LISTED ENTRIES >>
---------------
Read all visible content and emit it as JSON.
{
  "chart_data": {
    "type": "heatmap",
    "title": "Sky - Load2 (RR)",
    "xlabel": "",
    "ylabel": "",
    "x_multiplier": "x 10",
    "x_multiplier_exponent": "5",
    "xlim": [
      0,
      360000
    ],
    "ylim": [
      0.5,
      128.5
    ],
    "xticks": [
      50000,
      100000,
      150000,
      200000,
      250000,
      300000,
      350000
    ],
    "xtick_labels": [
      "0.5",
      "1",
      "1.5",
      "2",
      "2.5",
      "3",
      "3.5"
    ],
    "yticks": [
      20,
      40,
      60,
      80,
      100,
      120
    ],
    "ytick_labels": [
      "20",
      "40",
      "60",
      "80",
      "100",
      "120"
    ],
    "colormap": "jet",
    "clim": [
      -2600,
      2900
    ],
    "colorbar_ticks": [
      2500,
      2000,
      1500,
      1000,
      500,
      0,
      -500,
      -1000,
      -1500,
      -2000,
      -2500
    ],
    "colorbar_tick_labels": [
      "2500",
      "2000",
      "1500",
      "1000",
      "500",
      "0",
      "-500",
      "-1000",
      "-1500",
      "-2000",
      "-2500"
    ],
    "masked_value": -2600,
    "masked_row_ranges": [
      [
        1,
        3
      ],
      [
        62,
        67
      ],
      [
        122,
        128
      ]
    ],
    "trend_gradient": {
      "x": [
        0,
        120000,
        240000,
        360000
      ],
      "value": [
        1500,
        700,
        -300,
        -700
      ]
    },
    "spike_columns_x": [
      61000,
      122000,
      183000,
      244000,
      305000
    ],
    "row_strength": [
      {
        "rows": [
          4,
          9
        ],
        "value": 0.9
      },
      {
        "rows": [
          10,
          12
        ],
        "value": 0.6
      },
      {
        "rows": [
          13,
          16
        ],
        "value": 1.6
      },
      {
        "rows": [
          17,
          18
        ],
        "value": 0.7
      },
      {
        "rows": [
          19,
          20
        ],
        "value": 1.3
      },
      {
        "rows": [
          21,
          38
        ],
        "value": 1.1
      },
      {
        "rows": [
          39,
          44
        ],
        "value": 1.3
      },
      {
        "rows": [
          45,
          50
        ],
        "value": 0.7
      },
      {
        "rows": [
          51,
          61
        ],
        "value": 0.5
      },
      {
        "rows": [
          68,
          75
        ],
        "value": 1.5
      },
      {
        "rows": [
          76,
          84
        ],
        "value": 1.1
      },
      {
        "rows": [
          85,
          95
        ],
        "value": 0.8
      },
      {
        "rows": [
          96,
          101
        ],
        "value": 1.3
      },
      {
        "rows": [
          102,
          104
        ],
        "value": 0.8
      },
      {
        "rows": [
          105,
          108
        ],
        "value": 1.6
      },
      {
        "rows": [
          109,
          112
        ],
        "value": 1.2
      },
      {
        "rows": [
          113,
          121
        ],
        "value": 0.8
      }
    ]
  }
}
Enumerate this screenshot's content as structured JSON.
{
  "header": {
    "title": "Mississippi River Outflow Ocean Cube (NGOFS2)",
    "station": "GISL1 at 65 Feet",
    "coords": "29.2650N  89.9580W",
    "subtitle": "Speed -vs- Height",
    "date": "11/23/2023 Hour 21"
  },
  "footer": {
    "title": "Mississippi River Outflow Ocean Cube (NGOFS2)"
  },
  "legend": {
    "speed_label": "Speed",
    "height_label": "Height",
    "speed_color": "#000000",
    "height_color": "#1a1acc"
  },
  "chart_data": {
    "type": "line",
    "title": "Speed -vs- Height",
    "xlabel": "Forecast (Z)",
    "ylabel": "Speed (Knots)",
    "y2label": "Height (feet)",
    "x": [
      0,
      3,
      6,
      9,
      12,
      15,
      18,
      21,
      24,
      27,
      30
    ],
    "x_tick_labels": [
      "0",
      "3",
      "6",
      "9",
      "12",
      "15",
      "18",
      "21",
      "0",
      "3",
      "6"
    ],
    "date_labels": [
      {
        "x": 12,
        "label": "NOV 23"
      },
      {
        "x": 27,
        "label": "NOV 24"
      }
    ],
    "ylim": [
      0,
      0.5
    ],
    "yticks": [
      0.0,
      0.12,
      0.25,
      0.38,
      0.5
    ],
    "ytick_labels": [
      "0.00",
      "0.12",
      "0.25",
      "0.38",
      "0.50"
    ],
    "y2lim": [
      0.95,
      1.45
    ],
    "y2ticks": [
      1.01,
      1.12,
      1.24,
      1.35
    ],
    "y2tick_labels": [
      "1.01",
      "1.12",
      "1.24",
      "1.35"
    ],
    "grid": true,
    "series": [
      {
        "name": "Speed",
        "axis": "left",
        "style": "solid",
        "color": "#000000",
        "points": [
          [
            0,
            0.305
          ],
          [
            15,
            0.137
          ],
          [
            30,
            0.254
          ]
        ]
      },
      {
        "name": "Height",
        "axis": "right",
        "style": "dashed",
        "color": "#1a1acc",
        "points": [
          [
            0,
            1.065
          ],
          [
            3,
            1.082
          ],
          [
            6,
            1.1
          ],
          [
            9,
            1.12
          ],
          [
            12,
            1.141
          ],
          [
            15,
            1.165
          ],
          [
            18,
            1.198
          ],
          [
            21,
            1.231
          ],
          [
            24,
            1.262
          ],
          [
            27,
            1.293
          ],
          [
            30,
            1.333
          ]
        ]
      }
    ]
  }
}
---------------
WHAT THE EXERCISE ASKS >>
Exactly as shown, repeat every record.

RIGHT ANSWER >>
Read all visible content and emit it as JSON.
{
  "chart_data": {
    "type": "heatmap",
    "title": "Sky - Load2 (RR)",
    "xlabel": "",
    "ylabel": "",
    "x_multiplier": "x 10",
    "x_multiplier_exponent": "5",
    "xlim": [
      0,
      360000
    ],
    "ylim": [
      0.5,
      128.5
    ],
    "xticks": [
      50000,
      100000,
      150000,
      200000,
      250000,
      300000,
      350000
    ],
    "xtick_labels": [
      "0.5",
      "1",
      "1.5",
      "2",
      "2.5",
      "3",
      "3.5"
    ],
    "yticks": [
      20,
      40,
      60,
      80,
      100,
      120
    ],
    "ytick_labels": [
      "20",
      "40",
      "60",
      "80",
      "100",
      "120"
    ],
    "colormap": "jet",
    "clim": [
      -2600,
      2900
    ],
    "colorbar_ticks": [
      2500,
      2000,
      1500,
      1000,
      500,
      0,
      -500,
      -1000,
      -1500,
      -2000,
      -2500
    ],
    "colorbar_tick_labels": [
      "2500",
      "2000",
      "1500",
      "1000",
      "500",
      "0",
      "-500",
      "-1000",
      "-1500",
      "-2000",
      "-2500"
    ],
    "masked_value": -2600,
    "masked_row_ranges": [
      [
        1,
        3
      ],
      [
        62,
        67
      ],
      [
        122,
        128
      ]
    ],
    "trend_gradient": {
      "x": [
        0,
        120000,
        240000,
        360000
      ],
      "value": [
        1500,
        700,
        -300,
        -700
      ]
    },
    "spike_columns_x": [
      61000,
      122000,
      183000,
      244000,
      305000
    ],
    "row_strength": [
      {
        "rows": [
          4,
          9
        ],
        "value": 0.9
      },
      {
        "rows": [
          10,
          12
        ],
        "value": 0.6
      },
      {
        "rows": [
          13,
          16
        ],
        "value": 1.6
      },
      {
        "rows": [
          17,
          18
        ],
        "value": 0.7
      },
      {
        "rows": [
          19,
          20
        ],
        "value": 1.3
      },
      {
        "rows": [
          21,
          38
        ],
        "value": 1.1
      },
      {
        "rows": [
          39,
          44
        ],
        "value": 1.3
      },
      {
        "rows": [
          45,
          50
        ],
        "value": 0.7
      },
      {
        "rows": [
          51,
          61
        ],
        "value": 0.5
      },
      {
        "rows": [
          68,
          75
        ],
        "value": 1.5
      },
      {
        "rows": [
          76,
          84
        ],
        "value": 1.1
      },
      {
        "rows": [
          85,
          95
        ],
        "value": 0.8
      },
      {
        "rows": [
          96,
          101
        ],
        "value": 1.3
      },
      {
        "rows": [
          102,
          104
        ],
        "value": 0.8
      },
      {
        "rows": [
          105,
          108
        ],
        "value": 1.6
      },
      {
        "rows": [
          109,
          112
        ],
        "value": 1.2
      },
      {
        "rows": [
          113,
          121
        ],
        "value": 0.8
      }
    ]
  }
}
Enumerate this screenshot's content as structured JSON.
{
  "header": {
    "title": "Mississippi River Outflow Ocean Cube (NGOFS2)",
    "station": "GISL1 at 65 Feet",
    "coords": "29.2650N  89.9580W",
    "subtitle": "Speed -vs- Height",
    "date": "11/23/2023 Hour 21"
  },
  "footer": {
    "title": "Mississippi River Outflow Ocean Cube (NGOFS2)"
  },
  "legend": {
    "speed_label": "Speed",
    "height_label": "Height",
    "speed_color": "#000000",
    "height_color": "#1a1acc"
  },
  "chart_data": {
    "type": "line",
    "title": "Speed -vs- Height",
    "xlabel": "Forecast (Z)",
    "ylabel": "Speed (Knots)",
    "y2label": "Height (feet)",
    "x": [
      0,
      3,
      6,
      9,
      12,
      15,
      18,
      21,
      24,
      27,
      30
    ],
    "x_tick_labels": [
      "0",
      "3",
      "6",
      "9",
      "12",
      "15",
      "18",
      "21",
      "0",
      "3",
      "6"
    ],
    "date_labels": [
      {
        "x": 12,
        "label": "NOV 23"
      },
      {
        "x": 27,
        "label": "NOV 24"
      }
    ],
    "ylim": [
      0,
      0.5
    ],
    "yticks": [
      0.0,
      0.12,
      0.25,
      0.38,
      0.5
    ],
    "ytick_labels": [
      "0.00",
      "0.12",
      "0.25",
      "0.38",
      "0.50"
    ],
    "y2lim": [
      0.95,
      1.45
    ],
    "y2ticks": [
      1.01,
      1.12,
      1.24,
      1.35
    ],
    "y2tick_labels": [
      "1.01",
      "1.12",
      "1.24",
      "1.35"
    ],
    "grid": true,
    "series": [
      {
        "name": "Speed",
        "axis": "left",
        "style": "solid",
        "color": "#000000",
        "points": [
          [
            0,
            0.305
          ],
          [
            15,
            0.137
          ],
          [
            30,
            0.254
          ]
        ]
      },
      {
        "name": "Height",
        "axis": "right",
        "style": "dashed",
        "color": "#1a1acc",
        "points": [
          [
            0,
            1.065
          ],
          [
            3,
            1.082
          ],
          [
            6,
            1.1
          ],
          [
            9,
            1.12
          ],
          [
            12,
            1.141
          ],
          [
            15,
            1.165
          ],
          [
            18,
            1.198
          ],
          [
            21,
            1.231
          ],
          [
            24,
            1.262
          ],
          [
            27,
            1.293
          ],
          [
            30,
            1.333
          ]
        ]
      }
    ]
  }
}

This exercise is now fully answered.